Source records:
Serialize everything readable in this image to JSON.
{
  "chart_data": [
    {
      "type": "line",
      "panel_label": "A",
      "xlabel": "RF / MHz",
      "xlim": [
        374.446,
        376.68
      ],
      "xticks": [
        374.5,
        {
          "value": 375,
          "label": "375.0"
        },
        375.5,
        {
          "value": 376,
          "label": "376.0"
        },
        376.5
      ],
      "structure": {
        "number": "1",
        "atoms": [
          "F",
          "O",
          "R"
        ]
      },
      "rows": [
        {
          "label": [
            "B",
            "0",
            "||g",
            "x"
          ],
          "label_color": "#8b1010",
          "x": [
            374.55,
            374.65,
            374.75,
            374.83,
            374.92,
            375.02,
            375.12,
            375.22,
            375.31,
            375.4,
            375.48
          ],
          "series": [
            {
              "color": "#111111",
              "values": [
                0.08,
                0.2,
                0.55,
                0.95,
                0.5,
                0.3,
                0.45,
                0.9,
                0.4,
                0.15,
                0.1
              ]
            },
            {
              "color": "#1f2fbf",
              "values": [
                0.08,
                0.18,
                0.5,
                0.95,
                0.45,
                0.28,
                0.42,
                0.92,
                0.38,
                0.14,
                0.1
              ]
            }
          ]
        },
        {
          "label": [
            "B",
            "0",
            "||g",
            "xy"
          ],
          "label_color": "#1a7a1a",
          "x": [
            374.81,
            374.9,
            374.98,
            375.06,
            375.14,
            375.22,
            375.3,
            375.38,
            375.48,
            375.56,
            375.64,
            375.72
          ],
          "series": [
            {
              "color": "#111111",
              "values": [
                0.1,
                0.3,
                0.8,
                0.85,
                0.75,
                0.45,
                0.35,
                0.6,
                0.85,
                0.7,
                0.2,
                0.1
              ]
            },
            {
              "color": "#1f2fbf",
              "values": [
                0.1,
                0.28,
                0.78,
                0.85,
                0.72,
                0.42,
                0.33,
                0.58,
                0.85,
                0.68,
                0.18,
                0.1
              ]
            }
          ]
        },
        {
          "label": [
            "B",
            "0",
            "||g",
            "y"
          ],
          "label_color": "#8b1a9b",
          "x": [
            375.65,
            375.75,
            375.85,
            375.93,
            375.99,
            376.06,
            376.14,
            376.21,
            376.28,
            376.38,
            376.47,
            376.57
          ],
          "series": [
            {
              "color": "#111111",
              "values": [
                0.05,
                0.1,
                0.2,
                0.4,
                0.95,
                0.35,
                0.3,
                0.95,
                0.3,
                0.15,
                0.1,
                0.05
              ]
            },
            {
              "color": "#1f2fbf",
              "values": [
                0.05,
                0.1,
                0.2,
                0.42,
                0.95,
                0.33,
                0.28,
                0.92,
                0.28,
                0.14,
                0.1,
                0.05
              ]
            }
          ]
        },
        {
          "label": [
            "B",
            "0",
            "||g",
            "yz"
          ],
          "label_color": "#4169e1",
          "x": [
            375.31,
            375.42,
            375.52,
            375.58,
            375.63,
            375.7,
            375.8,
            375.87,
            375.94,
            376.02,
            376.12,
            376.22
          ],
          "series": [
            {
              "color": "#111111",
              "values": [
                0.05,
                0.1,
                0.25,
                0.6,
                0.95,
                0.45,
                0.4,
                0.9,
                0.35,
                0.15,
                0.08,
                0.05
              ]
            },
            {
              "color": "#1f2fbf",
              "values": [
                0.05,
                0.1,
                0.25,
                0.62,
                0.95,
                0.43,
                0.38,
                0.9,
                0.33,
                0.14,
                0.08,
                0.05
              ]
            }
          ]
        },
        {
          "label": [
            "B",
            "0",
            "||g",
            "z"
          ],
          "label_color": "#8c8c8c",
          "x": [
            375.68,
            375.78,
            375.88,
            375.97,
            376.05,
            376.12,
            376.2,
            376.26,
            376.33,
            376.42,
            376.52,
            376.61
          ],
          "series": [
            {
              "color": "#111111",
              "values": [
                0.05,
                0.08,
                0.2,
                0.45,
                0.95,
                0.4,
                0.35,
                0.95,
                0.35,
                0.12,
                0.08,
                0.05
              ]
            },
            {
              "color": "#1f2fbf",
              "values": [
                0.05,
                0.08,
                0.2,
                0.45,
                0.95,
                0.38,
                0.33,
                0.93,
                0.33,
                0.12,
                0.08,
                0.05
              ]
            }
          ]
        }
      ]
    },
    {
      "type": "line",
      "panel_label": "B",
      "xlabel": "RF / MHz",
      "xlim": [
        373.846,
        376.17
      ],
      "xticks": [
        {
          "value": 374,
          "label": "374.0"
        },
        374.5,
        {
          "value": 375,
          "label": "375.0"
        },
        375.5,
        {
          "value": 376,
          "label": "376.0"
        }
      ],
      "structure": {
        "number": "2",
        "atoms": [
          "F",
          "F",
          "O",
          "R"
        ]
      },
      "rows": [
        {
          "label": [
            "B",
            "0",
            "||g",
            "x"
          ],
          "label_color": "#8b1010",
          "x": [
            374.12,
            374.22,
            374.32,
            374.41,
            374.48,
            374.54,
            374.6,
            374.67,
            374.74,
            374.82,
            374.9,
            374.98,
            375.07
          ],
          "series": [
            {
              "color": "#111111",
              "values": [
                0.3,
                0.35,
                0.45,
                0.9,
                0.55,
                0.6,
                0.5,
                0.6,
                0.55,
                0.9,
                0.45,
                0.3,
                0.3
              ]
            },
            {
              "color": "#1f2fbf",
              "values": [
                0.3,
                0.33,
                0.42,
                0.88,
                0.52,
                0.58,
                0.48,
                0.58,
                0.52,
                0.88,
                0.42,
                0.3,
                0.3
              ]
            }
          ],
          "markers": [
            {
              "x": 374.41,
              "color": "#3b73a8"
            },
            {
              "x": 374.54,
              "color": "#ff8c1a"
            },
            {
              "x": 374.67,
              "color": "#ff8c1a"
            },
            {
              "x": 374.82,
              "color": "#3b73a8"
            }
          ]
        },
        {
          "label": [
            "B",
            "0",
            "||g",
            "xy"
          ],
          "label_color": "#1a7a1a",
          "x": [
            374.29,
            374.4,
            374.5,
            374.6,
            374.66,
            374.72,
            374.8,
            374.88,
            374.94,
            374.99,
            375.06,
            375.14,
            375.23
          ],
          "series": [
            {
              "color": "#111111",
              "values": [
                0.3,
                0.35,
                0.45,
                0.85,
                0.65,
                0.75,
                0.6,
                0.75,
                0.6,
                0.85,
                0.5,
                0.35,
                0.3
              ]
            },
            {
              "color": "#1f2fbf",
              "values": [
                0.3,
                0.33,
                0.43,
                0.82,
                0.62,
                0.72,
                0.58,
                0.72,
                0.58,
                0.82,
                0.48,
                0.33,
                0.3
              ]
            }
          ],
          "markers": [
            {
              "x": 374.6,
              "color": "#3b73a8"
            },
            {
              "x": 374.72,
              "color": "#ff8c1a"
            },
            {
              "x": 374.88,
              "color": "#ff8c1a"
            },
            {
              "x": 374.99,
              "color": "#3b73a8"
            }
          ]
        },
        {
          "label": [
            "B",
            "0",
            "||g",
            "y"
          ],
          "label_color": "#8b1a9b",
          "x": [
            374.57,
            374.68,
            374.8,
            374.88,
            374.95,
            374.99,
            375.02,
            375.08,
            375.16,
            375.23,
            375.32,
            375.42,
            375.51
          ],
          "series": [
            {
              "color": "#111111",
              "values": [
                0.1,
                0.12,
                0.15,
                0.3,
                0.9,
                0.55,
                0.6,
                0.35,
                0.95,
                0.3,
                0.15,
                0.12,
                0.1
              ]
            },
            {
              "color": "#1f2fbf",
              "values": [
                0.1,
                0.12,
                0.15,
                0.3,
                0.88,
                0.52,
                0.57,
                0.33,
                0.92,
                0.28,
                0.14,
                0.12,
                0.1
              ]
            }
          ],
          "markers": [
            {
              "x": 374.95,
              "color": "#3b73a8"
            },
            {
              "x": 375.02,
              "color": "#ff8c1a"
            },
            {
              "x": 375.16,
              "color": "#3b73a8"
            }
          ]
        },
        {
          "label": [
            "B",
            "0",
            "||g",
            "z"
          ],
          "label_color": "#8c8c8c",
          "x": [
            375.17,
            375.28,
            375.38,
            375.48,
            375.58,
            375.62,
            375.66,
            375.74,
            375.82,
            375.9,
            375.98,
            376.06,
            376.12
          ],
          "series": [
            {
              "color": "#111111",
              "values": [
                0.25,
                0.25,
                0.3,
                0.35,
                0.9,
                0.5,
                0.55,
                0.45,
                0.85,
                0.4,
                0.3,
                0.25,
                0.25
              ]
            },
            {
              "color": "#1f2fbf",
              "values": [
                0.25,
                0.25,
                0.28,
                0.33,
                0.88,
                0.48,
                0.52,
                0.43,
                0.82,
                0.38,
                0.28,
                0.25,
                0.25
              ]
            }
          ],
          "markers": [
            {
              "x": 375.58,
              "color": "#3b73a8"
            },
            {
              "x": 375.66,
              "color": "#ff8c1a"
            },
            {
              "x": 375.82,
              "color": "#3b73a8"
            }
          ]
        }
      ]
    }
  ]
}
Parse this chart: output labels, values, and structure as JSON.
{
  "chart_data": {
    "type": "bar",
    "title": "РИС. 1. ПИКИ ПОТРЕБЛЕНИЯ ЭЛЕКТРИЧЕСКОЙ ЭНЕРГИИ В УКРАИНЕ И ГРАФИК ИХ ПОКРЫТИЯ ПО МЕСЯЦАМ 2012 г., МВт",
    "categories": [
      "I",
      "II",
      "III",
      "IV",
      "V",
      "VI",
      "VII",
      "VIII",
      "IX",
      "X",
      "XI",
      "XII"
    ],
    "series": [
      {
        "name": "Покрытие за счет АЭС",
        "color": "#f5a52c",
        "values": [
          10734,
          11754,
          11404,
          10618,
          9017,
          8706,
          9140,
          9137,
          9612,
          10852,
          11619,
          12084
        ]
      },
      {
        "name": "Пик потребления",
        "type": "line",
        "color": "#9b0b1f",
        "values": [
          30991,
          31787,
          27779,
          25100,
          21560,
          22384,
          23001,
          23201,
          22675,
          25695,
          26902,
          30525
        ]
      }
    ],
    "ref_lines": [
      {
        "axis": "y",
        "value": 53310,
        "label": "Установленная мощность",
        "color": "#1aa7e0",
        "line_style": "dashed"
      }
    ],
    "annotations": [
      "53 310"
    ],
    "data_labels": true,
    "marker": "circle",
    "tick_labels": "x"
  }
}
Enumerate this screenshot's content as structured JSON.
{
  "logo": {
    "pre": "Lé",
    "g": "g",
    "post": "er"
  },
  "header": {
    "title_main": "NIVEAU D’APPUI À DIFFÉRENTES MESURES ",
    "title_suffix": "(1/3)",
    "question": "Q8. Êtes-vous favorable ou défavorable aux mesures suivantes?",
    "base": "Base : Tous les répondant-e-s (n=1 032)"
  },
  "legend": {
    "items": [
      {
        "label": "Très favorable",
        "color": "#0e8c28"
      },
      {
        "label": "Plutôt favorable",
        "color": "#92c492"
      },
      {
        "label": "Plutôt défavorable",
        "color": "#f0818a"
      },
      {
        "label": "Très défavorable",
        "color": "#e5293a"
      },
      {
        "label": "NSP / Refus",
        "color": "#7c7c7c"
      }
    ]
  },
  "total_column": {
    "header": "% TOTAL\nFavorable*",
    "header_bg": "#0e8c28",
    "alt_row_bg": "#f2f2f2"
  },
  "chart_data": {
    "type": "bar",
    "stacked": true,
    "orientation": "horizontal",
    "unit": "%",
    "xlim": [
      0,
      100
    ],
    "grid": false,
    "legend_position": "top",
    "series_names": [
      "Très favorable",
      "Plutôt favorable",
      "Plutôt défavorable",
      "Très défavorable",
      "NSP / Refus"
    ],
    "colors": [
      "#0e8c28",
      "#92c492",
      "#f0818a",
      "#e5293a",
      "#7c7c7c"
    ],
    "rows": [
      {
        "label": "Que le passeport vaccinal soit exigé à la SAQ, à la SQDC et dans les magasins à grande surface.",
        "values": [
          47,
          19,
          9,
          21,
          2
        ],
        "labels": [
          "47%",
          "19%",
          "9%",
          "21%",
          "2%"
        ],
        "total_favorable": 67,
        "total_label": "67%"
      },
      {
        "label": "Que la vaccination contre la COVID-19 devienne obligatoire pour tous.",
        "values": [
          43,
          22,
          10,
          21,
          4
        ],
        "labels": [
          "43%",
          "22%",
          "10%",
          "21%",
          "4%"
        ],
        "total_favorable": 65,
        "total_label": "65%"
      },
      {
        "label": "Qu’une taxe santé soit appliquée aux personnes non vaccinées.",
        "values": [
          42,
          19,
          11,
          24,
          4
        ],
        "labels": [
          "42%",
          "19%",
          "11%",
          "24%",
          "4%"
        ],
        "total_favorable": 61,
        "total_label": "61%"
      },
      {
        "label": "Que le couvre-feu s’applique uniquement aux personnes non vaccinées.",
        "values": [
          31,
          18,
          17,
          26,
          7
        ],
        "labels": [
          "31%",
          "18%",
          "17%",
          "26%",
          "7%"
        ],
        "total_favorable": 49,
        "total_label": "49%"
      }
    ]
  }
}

▶ [OBJECTIVE]: Identify the lines that contain the string "Plutôt", and copy every one of them.

▶ [ANSWER]:
        "label": "Plutôt favorable",
        "label": "Plutôt défavorable",
      "Plutôt favorable",
      "Plutôt défavorable",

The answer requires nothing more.